» **Short task**:
In the records below, work out how many lines hold the word "kind". Report the number alone.

-- START OF Data extract --

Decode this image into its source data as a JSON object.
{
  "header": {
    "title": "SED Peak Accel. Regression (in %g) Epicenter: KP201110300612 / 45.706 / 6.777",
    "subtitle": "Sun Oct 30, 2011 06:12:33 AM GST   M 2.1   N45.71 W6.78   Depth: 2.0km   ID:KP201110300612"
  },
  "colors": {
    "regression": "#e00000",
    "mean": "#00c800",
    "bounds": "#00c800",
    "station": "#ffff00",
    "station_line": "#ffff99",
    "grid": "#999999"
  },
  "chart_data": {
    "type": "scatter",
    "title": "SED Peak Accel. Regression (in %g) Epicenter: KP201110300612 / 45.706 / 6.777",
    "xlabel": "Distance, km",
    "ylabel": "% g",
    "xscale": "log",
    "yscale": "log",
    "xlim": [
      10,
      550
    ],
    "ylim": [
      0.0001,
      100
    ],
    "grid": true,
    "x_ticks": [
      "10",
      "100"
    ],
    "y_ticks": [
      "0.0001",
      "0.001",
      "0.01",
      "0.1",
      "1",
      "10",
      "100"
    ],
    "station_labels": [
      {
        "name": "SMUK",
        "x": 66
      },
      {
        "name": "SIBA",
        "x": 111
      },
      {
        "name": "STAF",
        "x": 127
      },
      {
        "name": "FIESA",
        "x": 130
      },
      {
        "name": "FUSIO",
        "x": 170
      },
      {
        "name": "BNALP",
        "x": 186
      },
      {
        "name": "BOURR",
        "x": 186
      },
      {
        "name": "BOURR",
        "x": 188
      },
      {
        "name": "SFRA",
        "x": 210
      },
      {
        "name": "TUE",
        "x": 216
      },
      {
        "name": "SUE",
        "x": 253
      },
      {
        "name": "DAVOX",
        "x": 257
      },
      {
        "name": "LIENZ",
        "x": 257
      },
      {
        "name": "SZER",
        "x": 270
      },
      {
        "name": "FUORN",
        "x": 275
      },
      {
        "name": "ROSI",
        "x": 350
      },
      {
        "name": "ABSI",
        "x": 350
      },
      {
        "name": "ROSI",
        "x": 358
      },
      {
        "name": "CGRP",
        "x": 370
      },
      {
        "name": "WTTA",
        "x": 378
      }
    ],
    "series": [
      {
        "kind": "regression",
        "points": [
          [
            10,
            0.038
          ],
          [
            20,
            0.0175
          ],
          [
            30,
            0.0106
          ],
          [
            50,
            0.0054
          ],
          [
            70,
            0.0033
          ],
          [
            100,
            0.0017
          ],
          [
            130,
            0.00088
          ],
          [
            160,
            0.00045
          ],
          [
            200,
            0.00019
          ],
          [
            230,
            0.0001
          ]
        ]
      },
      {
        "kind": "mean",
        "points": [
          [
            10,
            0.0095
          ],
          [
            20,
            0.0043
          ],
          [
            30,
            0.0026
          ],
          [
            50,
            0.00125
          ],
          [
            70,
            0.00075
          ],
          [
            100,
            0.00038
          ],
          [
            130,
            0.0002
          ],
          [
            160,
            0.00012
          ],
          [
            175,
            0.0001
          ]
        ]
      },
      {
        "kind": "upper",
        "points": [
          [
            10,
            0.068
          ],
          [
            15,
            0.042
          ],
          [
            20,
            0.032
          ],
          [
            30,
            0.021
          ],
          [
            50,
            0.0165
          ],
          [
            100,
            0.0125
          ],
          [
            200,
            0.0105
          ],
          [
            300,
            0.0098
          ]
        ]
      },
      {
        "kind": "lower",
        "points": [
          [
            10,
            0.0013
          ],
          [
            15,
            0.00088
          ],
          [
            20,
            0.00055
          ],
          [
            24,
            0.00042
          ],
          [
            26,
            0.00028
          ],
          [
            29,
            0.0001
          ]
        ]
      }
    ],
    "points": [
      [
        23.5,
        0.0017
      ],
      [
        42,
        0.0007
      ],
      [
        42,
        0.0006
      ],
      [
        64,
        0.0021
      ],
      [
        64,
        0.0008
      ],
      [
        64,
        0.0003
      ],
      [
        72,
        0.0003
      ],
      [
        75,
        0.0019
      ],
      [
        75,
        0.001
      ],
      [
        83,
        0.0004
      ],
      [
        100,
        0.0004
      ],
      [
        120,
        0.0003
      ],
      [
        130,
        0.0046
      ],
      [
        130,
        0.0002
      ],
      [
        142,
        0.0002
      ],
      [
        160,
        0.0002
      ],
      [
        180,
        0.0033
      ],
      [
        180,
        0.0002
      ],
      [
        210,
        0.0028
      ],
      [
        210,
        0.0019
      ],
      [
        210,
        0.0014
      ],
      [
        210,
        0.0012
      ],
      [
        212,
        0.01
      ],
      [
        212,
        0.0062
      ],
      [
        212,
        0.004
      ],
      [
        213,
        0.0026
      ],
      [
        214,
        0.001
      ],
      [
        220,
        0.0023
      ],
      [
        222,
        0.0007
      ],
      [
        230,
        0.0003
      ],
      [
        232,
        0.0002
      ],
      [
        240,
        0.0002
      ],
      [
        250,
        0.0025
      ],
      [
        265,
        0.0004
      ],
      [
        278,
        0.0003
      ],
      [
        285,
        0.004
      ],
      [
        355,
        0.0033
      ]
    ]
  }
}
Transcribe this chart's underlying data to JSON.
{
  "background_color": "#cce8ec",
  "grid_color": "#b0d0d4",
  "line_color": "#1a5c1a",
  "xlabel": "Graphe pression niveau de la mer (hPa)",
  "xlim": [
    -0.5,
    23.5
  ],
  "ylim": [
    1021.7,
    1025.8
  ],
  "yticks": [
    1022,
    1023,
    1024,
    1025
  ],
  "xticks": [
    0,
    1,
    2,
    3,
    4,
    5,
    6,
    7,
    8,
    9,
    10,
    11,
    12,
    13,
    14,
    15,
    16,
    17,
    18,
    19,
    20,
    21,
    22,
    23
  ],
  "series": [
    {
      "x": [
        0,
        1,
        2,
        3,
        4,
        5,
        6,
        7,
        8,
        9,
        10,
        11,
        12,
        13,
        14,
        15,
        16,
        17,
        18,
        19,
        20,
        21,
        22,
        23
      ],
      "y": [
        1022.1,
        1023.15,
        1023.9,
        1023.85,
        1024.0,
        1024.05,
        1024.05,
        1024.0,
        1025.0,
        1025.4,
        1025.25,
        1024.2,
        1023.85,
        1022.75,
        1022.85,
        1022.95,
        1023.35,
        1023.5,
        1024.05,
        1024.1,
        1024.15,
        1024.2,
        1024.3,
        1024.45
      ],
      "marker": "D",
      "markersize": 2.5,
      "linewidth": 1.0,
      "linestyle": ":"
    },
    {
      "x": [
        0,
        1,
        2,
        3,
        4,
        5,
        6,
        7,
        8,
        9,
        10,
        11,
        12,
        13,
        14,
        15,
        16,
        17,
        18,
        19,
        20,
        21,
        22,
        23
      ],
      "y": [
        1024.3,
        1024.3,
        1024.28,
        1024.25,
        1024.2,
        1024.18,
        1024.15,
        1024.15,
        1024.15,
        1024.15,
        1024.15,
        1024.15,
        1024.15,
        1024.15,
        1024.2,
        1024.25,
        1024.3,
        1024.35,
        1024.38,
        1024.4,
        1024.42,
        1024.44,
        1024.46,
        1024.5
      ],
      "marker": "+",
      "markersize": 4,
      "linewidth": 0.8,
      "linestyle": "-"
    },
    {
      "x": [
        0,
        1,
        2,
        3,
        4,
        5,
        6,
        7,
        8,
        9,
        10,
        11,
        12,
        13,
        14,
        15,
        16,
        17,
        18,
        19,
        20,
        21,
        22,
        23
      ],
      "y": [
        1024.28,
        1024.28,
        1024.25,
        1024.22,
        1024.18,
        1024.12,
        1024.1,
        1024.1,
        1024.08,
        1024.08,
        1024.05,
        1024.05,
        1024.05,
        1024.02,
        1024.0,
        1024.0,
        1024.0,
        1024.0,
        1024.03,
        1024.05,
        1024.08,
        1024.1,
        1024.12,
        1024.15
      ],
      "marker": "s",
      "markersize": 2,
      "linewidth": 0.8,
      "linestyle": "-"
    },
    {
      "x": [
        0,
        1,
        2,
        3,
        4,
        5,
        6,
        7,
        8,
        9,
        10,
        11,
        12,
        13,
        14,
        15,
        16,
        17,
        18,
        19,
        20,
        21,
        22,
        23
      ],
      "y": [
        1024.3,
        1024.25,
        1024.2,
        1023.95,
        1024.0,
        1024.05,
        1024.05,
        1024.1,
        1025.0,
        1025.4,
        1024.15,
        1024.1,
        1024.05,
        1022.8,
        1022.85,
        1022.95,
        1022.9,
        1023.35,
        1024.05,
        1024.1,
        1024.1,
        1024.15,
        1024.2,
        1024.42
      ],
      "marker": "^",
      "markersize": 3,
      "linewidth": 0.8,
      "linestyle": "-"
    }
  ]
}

-- END OF Data extract --

» **Solution**:
4